■ **Saved data entries**:
########

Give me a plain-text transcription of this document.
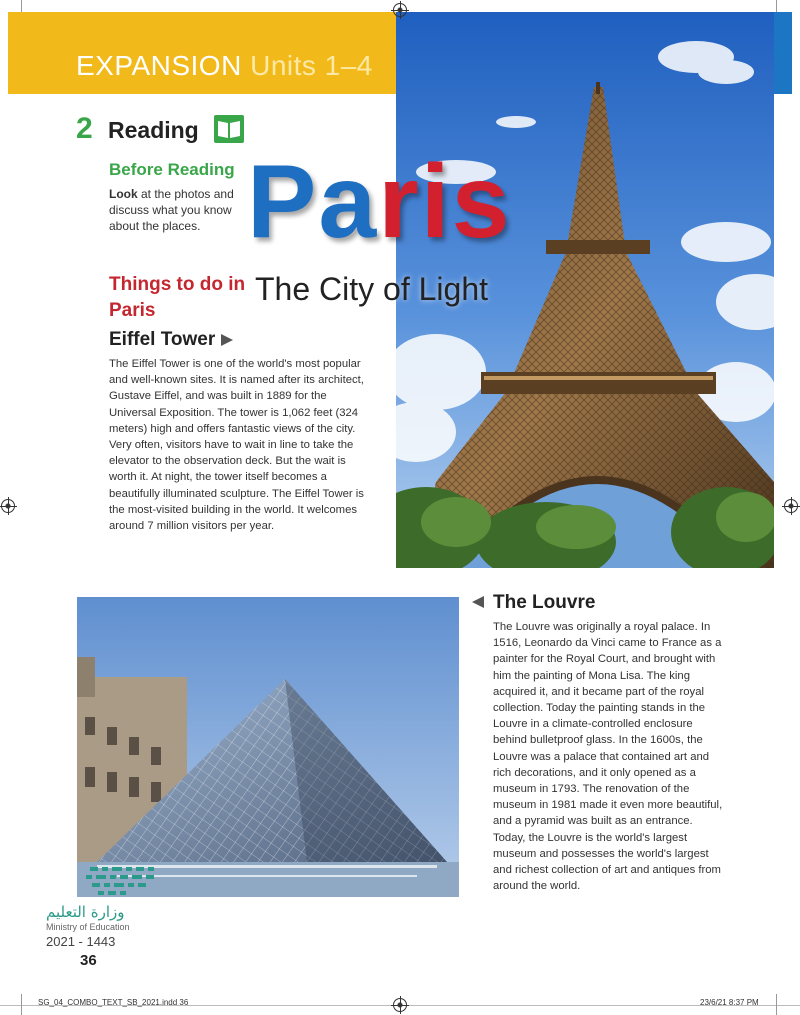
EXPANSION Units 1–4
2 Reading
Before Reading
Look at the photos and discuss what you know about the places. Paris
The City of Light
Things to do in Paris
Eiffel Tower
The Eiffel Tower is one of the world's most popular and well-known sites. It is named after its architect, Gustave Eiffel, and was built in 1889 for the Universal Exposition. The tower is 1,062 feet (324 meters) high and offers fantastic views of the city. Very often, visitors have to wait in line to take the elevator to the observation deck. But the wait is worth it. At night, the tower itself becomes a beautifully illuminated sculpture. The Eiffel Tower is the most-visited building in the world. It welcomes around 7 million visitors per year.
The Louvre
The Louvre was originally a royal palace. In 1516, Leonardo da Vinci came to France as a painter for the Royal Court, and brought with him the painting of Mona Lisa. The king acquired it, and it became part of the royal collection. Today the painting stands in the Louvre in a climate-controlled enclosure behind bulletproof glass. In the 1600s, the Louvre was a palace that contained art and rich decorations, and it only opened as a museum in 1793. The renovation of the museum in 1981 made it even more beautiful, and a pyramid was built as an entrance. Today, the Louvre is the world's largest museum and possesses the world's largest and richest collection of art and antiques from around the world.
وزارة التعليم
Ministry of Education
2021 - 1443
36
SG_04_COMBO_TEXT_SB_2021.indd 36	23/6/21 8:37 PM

########

■ **Exercise instructions**: From the data above, copy each line where the string "Paris" appears.

■ **Solution for this task**:
Look at the photos and discuss what you know about the places. Paris
Things to do in Paris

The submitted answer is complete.